#### Given entries
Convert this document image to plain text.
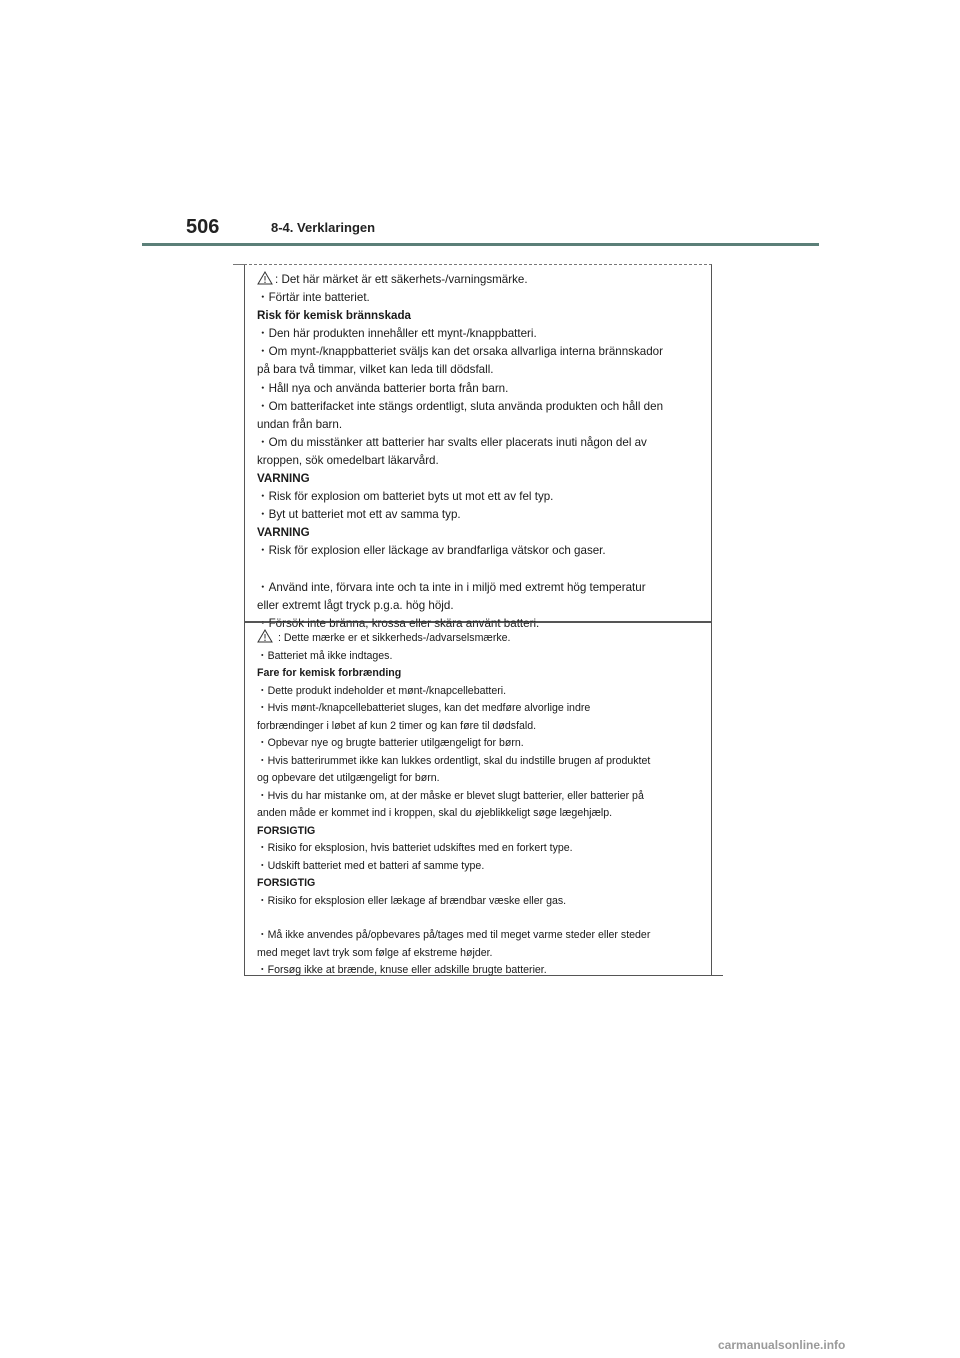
506	8-4. Verklaringen
: Det här märket är ett säkerhets-/varningsmärke.
・Förtär inte batteriet.
Risk för kemisk brännskada
・Den här produkten innehåller ett mynt-/knappbatteri.
・Om mynt-/knappbatteriet sväljs kan det orsaka allvarliga interna brännskador
på bara två timmar, vilket kan leda till dödsfall.
・Håll nya och använda batterier borta från barn.
・Om batterifacket inte stängs ordentligt, sluta använda produkten och håll den
undan från barn.
・Om du misstänker att batterier har svalts eller placerats inuti någon del av
kroppen, sök omedelbart läkarvård.
VARNING
・Risk för explosion om batteriet byts ut mot ett av fel typ.
・Byt ut batteriet mot ett av samma typ.
VARNING
・Risk för explosion eller läckage av brandfarliga vätskor och gaser.
・Använd inte, förvara inte och ta inte in i miljö med extremt hög temperatur
eller extremt lågt tryck p.g.a. hög höjd.
・Försök inte bränna, krossa eller skära använt batteri.
: Dette mærke er et sikkerheds-/advarselsmærke.
・Batteriet må ikke indtages.
Fare for kemisk forbrænding
・Dette produkt indeholder et mønt-/knapcellebatteri.
・Hvis mønt-/knapcellebatteriet sluges, kan det medføre alvorlige indre
forbrændinger i løbet af kun 2 timer og kan føre til dødsfald.
・Opbevar nye og brugte batterier utilgængeligt for børn.
・Hvis batterirummet ikke kan lukkes ordentligt, skal du indstille brugen af produktet
og opbevare det utilgængeligt for børn.
・Hvis du har mistanke om, at der måske er blevet slugt batterier, eller batterier på
anden måde er kommet ind i kroppen, skal du øjeblikkeligt søge lægehjælp.
FORSIGTIG
・Risiko for eksplosion, hvis batteriet udskiftes med en forkert type.
・Udskift batteriet med et batteri af samme type.
FORSIGTIG
・Risiko for eksplosion eller lækage af brændbar væske eller gas.
・Må ikke anvendes på/opbevares på/tages med til meget varme steder eller steder
med meget lavt tryk som følge af ekstreme højder.
・Forsøg ikke at brænde, knuse eller adskille brugte batterier.
carmanualsonline.info
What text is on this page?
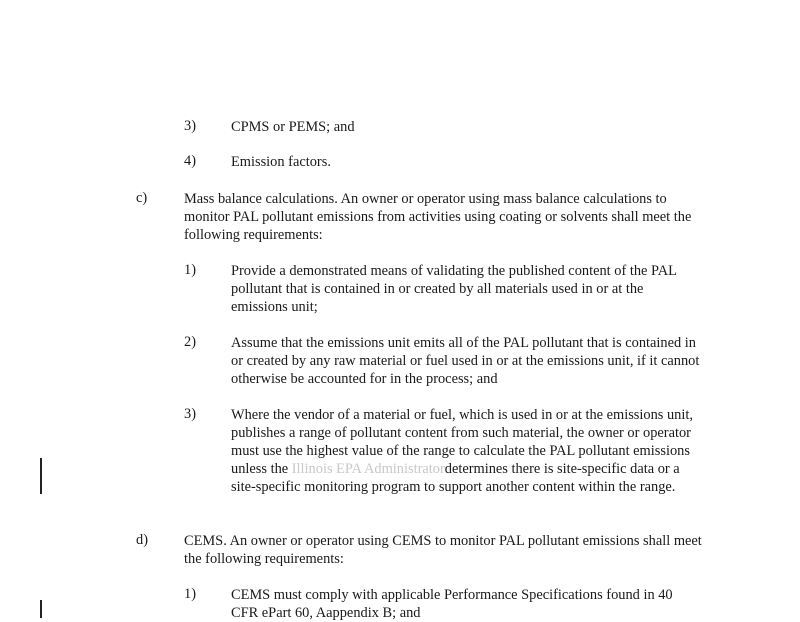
3) CPMS or PEMS; and
4) Emission factors.
c)	Mass balance calculations. An owner or operator using mass balance calculations to monitor PAL pollutant emissions from activities using coating or solvents shall meet the following requirements:
1) Provide a demonstrated means of validating the published content of the PAL pollutant that is contained in or created by all materials used in or at the emissions unit;
2) Assume that the emissions unit emits all of the PAL pollutant that is contained in or created by any raw material or fuel used in or at the emissions unit, if it cannot otherwise be accounted for in the process; and
3) Where the vendor of a material or fuel, which is used in or at the emissions unit, publishes a range of pollutant content from such material, the owner or operator must use the highest value of the range to calculate the PAL pollutant emissions unless the Illinois EPA Administratordetermines there is site-specific data or a site-specific monitoring program to support another content within the range.
d)	CEMS. An owner or operator using CEMS to monitor PAL pollutant emissions shall meet the following requirements:
1) CEMS must comply with applicable Performance Specifications found in 40 CFR ePart 60, Aappendix B; and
########
### Exercise requirements
Skip the pictures, then retype every line above exactly.

### Result of this task
Convert this document image to plain text.
506	8-4. Verklaringen
: Det här märket är ett säkerhets-/varningsmärke.
・Förtär inte batteriet.
Risk för kemisk brännskada
・Den här produkten innehåller ett mynt-/knappbatteri.
・Om mynt-/knappbatteriet sväljs kan det orsaka allvarliga interna brännskador
på bara två timmar, vilket kan leda till dödsfall.
・Håll nya och använda batterier borta från barn.
・Om batterifacket inte stängs ordentligt, sluta använda produkten och håll den
undan från barn.
・Om du misstänker att batterier har svalts eller placerats inuti någon del av
kroppen, sök omedelbart läkarvård.
VARNING
・Risk för explosion om batteriet byts ut mot ett av fel typ.
・Byt ut batteriet mot ett av samma typ.
VARNING
・Risk för explosion eller läckage av brandfarliga vätskor och gaser.
・Använd inte, förvara inte och ta inte in i miljö med extremt hög temperatur
eller extremt lågt tryck p.g.a. hög höjd.
・Försök inte bränna, krossa eller skära använt batteri.
: Dette mærke er et sikkerheds-/advarselsmærke.
・Batteriet må ikke indtages.
Fare for kemisk forbrænding
・Dette produkt indeholder et mønt-/knapcellebatteri.
・Hvis mønt-/knapcellebatteriet sluges, kan det medføre alvorlige indre
forbrændinger i løbet af kun 2 timer og kan føre til dødsfald.
・Opbevar nye og brugte batterier utilgængeligt for børn.
・Hvis batterirummet ikke kan lukkes ordentligt, skal du indstille brugen af produktet
og opbevare det utilgængeligt for børn.
・Hvis du har mistanke om, at der måske er blevet slugt batterier, eller batterier på
anden måde er kommet ind i kroppen, skal du øjeblikkeligt søge lægehjælp.
FORSIGTIG
・Risiko for eksplosion, hvis batteriet udskiftes med en forkert type.
・Udskift batteriet med et batteri af samme type.
FORSIGTIG
・Risiko for eksplosion eller lækage af brændbar væske eller gas.
・Må ikke anvendes på/opbevares på/tages med til meget varme steder eller steder
med meget lavt tryk som følge af ekstreme højder.
・Forsøg ikke at brænde, knuse eller adskille brugte batterier.
carmanualsonline.info
What text is on this page?
3) CPMS or PEMS; and
4) Emission factors.
c)	Mass balance calculations. An owner or operator using mass balance calculations to monitor PAL pollutant emissions from activities using coating or solvents shall meet the following requirements:
1) Provide a demonstrated means of validating the published content of the PAL pollutant that is contained in or created by all materials used in or at the emissions unit;
2) Assume that the emissions unit emits all of the PAL pollutant that is contained in or created by any raw material or fuel used in or at the emissions unit, if it cannot otherwise be accounted for in the process; and
3) Where the vendor of a material or fuel, which is used in or at the emissions unit, publishes a range of pollutant content from such material, the owner or operator must use the highest value of the range to calculate the PAL pollutant emissions unless the Illinois EPA Administratordetermines there is site-specific data or a site-specific monitoring program to support another content within the range.
d)	CEMS. An owner or operator using CEMS to monitor PAL pollutant emissions shall meet the following requirements:
1) CEMS must comply with applicable Performance Specifications found in 40 CFR ePart 60, Aappendix B; and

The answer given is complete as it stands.